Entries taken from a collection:
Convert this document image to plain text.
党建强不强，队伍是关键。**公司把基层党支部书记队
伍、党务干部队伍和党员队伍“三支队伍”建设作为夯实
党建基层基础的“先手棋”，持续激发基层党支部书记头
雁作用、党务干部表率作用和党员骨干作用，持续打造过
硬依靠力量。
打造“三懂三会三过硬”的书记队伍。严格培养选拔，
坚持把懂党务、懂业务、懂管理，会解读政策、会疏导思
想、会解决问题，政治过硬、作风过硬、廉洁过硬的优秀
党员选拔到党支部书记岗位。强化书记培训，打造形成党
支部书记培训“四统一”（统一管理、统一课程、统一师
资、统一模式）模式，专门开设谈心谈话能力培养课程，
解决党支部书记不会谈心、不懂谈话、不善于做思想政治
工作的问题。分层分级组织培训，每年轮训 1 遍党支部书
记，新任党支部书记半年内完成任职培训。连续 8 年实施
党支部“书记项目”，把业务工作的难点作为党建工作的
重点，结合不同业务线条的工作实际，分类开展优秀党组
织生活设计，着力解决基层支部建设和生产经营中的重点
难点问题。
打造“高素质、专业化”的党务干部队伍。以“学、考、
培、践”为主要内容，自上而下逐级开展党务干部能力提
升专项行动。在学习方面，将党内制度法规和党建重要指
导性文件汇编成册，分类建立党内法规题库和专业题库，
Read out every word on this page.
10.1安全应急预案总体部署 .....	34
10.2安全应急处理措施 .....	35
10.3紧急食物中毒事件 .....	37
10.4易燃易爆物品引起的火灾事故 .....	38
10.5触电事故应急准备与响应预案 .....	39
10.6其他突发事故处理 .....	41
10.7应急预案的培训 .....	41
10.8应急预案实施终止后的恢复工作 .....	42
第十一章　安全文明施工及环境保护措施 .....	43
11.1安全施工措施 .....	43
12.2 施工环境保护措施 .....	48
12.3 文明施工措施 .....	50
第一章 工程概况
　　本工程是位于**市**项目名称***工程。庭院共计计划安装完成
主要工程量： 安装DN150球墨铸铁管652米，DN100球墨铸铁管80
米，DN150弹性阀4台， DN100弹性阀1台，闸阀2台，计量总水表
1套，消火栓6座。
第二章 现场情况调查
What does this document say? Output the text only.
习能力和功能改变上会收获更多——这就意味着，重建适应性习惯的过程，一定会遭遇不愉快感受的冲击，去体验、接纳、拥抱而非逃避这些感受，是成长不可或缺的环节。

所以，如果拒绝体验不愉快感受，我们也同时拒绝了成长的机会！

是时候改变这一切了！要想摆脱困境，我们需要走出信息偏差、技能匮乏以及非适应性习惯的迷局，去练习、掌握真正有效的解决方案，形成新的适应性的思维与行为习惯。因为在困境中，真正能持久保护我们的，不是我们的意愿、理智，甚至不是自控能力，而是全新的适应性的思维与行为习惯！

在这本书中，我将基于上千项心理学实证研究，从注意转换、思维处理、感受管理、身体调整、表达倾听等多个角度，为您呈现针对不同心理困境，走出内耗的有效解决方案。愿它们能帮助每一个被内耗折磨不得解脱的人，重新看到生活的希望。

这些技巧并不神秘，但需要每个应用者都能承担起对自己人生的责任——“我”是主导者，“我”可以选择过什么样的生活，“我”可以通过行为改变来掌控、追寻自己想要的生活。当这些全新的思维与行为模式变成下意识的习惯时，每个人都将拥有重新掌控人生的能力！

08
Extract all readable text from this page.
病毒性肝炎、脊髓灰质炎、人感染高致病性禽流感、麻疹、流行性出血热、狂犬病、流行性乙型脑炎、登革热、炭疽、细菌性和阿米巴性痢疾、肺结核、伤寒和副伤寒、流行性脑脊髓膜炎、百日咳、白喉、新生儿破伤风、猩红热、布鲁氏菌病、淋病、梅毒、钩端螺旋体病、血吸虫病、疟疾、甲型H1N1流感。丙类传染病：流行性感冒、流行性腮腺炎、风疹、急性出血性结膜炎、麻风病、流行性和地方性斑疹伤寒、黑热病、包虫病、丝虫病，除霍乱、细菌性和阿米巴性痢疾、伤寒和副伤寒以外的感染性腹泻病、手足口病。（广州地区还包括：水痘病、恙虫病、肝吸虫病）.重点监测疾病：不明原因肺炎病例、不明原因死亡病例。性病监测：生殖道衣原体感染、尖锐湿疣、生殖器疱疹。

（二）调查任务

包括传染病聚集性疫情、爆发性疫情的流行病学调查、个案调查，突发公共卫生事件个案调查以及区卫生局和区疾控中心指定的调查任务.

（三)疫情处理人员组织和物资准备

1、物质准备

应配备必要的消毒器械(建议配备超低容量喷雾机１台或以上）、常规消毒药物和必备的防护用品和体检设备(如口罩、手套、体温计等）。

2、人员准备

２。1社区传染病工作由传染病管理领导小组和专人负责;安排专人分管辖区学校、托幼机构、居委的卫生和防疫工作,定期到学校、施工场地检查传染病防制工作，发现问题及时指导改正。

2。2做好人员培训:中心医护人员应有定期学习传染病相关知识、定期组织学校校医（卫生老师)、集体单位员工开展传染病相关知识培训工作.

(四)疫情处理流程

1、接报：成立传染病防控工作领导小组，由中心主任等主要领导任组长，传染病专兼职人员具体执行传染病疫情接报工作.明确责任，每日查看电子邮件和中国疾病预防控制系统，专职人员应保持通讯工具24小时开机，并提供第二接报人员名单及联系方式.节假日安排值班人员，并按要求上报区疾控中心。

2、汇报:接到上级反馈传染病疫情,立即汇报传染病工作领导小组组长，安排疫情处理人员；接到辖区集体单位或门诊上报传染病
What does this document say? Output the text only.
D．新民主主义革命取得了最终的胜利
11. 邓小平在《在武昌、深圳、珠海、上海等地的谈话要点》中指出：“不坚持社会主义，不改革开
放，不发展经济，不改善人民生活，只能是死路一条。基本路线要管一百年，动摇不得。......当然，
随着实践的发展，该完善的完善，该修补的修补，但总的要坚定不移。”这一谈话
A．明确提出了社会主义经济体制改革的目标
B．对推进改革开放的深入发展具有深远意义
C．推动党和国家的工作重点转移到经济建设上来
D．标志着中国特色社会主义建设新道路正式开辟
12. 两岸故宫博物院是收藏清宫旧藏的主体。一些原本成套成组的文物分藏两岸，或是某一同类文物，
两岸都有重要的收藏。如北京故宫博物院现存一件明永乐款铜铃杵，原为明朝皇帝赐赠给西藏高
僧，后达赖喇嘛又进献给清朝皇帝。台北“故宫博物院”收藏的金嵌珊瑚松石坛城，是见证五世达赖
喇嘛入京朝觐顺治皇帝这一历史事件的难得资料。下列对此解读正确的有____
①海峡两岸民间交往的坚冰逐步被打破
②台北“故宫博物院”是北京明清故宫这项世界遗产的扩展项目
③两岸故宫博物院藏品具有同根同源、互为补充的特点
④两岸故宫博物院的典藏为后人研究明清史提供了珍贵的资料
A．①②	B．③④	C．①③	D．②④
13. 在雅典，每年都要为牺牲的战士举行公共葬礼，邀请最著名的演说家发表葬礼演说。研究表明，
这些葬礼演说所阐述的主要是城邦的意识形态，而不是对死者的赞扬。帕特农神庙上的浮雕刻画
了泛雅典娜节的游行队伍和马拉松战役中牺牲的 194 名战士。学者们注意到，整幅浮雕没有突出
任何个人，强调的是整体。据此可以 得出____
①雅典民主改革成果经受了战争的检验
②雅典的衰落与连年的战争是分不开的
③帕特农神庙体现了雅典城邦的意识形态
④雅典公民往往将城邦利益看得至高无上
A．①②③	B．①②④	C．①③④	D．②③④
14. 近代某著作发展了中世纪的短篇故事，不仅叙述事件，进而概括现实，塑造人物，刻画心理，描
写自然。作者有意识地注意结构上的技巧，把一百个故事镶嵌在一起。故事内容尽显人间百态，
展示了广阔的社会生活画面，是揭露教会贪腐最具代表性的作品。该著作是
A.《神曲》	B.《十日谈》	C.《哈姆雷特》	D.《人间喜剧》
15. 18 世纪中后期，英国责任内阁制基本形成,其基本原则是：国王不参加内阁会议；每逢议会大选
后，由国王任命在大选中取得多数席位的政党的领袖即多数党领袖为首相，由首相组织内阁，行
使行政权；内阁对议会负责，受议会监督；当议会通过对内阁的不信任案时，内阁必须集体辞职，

◆ What to work on
Extract each line holding the word "this" from the records.

◆ Task answer
Convert this document image to plain text.
Read out every word on this page.
What does this document say? Output the text only.
Extract all readable text from this page.
What does this document say? Output the text only.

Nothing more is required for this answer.